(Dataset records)
============================================================

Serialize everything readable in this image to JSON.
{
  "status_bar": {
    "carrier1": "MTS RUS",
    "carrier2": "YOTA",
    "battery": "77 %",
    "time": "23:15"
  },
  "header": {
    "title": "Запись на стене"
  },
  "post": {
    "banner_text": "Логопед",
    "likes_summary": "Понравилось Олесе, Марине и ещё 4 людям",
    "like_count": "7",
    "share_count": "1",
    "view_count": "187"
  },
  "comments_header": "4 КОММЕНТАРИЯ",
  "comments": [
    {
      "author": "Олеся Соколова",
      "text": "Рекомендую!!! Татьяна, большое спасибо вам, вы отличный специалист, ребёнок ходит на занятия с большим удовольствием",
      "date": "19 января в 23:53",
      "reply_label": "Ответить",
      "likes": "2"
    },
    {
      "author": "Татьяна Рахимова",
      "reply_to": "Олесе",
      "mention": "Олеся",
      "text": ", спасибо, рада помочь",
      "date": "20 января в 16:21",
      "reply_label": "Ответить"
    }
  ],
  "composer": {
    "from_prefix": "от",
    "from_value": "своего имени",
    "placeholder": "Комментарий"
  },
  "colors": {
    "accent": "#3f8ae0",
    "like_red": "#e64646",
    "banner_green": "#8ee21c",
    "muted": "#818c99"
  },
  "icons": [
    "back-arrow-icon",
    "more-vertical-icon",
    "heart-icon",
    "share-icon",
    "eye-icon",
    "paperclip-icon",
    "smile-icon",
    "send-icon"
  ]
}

============================================================

▶ WHAT IS ASKED:
Copy each record from above exactly, and include every line.

▶ TASK ANSWER:
Serialize everything readable in this image to JSON.
{
  "status_bar": {
    "carrier1": "MTS RUS",
    "carrier2": "YOTA",
    "battery": "77 %",
    "time": "23:15"
  },
  "header": {
    "title": "Запись на стене"
  },
  "post": {
    "banner_text": "Логопед",
    "likes_summary": "Понравилось Олесе, Марине и ещё 4 людям",
    "like_count": "7",
    "share_count": "1",
    "view_count": "187"
  },
  "comments_header": "4 КОММЕНТАРИЯ",
  "comments": [
    {
      "author": "Олеся Соколова",
      "text": "Рекомендую!!! Татьяна, большое спасибо вам, вы отличный специалист, ребёнок ходит на занятия с большим удовольствием",
      "date": "19 января в 23:53",
      "reply_label": "Ответить",
      "likes": "2"
    },
    {
      "author": "Татьяна Рахимова",
      "reply_to": "Олесе",
      "mention": "Олеся",
      "text": ", спасибо, рада помочь",
      "date": "20 января в 16:21",
      "reply_label": "Ответить"
    }
  ],
  "composer": {
    "from_prefix": "от",
    "from_value": "своего имени",
    "placeholder": "Комментарий"
  },
  "colors": {
    "accent": "#3f8ae0",
    "like_red": "#e64646",
    "banner_green": "#8ee21c",
    "muted": "#818c99"
  },
  "icons": [
    "back-arrow-icon",
    "more-vertical-icon",
    "heart-icon",
    "share-icon",
    "eye-icon",
    "paperclip-icon",
    "smile-icon",
    "send-icon"
  ]
}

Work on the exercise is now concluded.